Input records:
------

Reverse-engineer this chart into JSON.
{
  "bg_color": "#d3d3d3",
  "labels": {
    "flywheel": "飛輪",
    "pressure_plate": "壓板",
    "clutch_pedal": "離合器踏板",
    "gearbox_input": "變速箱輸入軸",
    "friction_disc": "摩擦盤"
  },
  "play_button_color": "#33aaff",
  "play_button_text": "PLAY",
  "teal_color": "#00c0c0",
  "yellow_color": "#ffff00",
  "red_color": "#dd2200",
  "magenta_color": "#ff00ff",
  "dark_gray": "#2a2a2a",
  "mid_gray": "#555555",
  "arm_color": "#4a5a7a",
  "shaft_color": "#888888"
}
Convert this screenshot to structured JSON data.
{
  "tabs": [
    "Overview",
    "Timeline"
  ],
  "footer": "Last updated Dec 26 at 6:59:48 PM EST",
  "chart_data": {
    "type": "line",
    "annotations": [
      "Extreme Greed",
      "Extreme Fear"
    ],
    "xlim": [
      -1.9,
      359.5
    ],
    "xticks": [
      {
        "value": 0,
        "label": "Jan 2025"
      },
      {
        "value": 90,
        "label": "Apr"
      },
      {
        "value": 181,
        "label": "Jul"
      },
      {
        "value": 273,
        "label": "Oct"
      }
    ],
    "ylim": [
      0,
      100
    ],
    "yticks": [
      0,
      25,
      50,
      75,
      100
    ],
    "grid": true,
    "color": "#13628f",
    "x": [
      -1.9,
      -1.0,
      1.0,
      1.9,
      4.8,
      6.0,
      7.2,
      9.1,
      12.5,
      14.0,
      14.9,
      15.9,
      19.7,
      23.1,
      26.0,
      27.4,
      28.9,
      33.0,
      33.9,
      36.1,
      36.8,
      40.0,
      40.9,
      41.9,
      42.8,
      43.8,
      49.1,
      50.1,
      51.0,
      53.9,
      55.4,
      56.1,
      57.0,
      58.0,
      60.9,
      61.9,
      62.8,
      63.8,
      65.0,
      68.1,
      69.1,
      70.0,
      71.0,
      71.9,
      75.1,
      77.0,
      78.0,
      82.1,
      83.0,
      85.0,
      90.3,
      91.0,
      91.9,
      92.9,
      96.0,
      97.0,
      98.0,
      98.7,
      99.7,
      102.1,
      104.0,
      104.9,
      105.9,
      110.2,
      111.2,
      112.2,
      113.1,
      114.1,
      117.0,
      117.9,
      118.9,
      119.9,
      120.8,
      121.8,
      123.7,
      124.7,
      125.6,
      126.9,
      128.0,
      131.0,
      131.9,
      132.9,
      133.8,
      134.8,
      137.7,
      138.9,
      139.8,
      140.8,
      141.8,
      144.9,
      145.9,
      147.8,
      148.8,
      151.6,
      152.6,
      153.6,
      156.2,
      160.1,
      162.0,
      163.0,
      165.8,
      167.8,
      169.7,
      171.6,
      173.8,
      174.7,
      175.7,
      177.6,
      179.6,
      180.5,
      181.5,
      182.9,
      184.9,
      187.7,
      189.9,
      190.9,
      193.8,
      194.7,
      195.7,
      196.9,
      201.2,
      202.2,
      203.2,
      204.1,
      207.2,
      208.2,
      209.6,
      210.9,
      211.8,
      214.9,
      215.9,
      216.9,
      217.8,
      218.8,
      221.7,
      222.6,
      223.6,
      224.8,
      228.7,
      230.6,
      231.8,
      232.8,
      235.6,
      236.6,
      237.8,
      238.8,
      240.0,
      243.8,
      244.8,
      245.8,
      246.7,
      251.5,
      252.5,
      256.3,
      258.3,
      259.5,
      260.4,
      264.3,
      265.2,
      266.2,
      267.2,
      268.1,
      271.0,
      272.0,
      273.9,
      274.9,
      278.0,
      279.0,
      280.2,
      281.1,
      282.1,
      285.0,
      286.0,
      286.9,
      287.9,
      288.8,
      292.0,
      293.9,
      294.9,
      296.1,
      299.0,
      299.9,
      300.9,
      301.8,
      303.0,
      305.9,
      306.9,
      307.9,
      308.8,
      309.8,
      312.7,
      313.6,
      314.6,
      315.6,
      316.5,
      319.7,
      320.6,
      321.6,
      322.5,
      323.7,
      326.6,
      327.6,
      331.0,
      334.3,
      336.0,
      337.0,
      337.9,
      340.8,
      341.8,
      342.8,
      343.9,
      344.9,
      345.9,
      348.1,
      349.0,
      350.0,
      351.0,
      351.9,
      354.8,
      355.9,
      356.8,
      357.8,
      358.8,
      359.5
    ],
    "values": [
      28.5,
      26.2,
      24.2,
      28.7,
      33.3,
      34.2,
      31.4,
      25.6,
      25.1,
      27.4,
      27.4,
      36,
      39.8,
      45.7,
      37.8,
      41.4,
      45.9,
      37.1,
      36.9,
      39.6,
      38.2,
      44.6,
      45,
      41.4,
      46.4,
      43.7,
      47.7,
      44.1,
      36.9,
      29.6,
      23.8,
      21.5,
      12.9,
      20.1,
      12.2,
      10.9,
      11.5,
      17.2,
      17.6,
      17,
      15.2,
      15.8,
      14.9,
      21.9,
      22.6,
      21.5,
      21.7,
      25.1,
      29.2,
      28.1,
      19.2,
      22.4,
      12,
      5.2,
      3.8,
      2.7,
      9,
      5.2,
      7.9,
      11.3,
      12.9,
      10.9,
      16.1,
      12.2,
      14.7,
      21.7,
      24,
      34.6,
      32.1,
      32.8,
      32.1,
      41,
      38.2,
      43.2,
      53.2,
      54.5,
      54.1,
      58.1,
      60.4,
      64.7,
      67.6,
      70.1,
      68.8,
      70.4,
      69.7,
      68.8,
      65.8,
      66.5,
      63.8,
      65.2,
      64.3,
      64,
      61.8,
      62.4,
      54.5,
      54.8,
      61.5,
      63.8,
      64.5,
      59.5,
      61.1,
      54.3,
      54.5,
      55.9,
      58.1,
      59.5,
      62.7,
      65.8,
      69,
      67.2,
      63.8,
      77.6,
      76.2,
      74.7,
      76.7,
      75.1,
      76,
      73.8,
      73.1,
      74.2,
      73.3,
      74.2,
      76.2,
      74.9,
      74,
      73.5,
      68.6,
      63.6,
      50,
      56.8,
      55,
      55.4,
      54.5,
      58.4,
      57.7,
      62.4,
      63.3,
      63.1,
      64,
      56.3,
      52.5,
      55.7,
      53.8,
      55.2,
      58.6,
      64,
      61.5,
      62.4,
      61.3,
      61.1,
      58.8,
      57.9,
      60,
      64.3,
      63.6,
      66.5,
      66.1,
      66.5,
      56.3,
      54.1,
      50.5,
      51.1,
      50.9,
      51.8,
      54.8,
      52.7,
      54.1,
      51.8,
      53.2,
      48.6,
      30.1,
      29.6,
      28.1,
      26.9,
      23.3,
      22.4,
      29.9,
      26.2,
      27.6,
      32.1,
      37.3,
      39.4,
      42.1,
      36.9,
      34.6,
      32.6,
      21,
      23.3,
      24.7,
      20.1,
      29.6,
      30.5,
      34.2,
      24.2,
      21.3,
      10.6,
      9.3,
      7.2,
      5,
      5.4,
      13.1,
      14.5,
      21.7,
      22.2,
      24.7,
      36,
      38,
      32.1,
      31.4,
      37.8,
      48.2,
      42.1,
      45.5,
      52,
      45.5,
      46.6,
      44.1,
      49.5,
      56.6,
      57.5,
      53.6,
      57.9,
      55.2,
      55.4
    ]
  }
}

------

Required work: Show every line from the listing above in which the string "this" appears.

Finished answer:
Reverse-engineer this chart into JSON.
Convert this screenshot to structured JSON data.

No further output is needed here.